What you are asked to do —
Extract all lines in the data that contain the word "JSON".

### Material supplied

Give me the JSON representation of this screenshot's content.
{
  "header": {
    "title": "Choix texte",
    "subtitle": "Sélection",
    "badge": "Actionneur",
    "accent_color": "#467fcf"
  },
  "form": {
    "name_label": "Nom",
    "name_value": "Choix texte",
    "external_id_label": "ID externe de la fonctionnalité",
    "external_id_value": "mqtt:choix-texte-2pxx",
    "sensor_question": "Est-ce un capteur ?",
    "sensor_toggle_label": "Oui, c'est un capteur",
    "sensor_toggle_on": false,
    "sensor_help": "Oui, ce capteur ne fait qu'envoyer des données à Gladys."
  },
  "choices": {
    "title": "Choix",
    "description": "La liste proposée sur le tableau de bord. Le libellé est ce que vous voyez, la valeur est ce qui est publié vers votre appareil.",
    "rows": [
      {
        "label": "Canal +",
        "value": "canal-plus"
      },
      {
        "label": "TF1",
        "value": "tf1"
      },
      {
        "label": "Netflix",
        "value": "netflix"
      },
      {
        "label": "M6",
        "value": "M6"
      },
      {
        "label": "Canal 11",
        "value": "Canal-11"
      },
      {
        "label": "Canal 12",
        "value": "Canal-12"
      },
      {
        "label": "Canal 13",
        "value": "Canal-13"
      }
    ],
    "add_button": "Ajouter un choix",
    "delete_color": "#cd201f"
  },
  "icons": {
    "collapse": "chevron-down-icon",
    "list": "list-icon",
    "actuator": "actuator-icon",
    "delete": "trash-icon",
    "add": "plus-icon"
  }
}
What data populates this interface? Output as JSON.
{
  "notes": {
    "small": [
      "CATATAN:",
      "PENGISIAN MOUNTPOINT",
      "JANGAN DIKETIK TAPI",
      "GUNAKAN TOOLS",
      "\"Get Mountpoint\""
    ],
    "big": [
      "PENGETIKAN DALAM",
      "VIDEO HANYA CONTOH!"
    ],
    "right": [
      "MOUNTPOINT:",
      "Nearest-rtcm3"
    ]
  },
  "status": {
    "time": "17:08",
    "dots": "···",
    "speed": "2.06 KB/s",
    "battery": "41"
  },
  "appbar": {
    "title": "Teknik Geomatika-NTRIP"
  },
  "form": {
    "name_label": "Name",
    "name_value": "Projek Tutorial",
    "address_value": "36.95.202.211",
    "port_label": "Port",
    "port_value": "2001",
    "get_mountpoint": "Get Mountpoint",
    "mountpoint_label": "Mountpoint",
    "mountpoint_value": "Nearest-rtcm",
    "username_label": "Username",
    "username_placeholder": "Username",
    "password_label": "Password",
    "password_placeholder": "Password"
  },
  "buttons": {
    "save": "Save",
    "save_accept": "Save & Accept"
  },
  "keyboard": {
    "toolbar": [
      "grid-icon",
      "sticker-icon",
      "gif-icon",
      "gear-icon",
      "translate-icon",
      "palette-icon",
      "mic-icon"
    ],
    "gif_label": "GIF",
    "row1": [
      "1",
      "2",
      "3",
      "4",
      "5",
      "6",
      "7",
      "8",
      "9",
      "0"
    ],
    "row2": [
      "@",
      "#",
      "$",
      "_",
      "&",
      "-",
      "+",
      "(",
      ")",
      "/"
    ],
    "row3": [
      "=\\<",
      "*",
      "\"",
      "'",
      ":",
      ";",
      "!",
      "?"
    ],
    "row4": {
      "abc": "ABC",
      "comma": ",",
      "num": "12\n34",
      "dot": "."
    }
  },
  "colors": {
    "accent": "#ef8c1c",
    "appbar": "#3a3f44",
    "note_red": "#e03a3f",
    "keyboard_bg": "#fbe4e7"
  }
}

######
### Material supplied

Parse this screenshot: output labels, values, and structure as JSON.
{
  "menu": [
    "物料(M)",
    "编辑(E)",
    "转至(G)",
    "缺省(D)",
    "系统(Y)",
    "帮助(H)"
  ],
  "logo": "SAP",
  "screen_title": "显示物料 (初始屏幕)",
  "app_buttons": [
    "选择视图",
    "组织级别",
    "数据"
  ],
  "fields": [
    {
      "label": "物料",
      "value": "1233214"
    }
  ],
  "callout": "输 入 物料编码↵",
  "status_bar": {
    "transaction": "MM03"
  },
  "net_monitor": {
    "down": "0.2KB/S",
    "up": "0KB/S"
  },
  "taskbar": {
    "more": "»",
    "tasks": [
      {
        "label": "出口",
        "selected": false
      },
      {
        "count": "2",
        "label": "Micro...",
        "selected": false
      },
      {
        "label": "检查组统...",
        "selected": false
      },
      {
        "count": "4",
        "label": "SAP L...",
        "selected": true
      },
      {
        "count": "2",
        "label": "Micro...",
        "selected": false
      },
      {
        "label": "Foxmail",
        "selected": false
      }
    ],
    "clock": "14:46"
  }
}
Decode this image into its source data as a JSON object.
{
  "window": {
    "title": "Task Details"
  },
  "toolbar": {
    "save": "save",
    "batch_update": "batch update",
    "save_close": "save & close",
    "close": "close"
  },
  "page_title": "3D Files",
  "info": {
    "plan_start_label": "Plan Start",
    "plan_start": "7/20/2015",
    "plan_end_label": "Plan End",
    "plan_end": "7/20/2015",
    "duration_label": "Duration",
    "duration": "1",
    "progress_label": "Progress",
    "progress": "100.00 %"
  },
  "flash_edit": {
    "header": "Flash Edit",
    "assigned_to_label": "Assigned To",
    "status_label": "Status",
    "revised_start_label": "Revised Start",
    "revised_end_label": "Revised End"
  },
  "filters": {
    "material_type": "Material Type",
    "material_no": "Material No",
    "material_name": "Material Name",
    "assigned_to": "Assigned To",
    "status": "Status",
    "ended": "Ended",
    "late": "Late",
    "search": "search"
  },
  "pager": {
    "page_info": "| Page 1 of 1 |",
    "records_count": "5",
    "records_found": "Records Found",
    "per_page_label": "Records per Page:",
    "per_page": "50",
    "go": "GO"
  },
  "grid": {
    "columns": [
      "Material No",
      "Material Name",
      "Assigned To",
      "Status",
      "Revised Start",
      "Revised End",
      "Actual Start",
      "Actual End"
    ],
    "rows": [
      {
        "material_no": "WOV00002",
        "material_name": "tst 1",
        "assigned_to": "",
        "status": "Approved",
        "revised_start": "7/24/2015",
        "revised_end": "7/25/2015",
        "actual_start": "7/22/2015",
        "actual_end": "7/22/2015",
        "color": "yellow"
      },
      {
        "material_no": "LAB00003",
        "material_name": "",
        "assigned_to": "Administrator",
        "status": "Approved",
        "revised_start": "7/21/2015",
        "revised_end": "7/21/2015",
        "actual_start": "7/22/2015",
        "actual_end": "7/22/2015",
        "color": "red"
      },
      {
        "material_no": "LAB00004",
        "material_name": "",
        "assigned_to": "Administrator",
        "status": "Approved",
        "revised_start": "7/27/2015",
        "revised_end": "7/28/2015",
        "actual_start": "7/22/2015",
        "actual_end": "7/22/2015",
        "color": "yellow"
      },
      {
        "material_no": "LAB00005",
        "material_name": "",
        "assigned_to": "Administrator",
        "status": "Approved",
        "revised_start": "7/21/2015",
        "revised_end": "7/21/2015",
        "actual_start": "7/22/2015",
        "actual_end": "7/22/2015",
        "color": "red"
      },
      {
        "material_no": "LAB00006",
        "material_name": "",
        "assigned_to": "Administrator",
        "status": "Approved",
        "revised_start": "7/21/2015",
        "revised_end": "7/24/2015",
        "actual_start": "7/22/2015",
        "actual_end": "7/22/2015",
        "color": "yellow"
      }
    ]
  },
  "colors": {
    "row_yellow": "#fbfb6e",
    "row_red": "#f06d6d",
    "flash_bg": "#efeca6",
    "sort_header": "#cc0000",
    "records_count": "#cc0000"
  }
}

######

Answer to the exercise —
Give me the JSON representation of this screenshot's content.
What data populates this interface? Output as JSON.
Parse this screenshot: output labels, values, and structure as JSON.
Decode this image into its source data as a JSON object.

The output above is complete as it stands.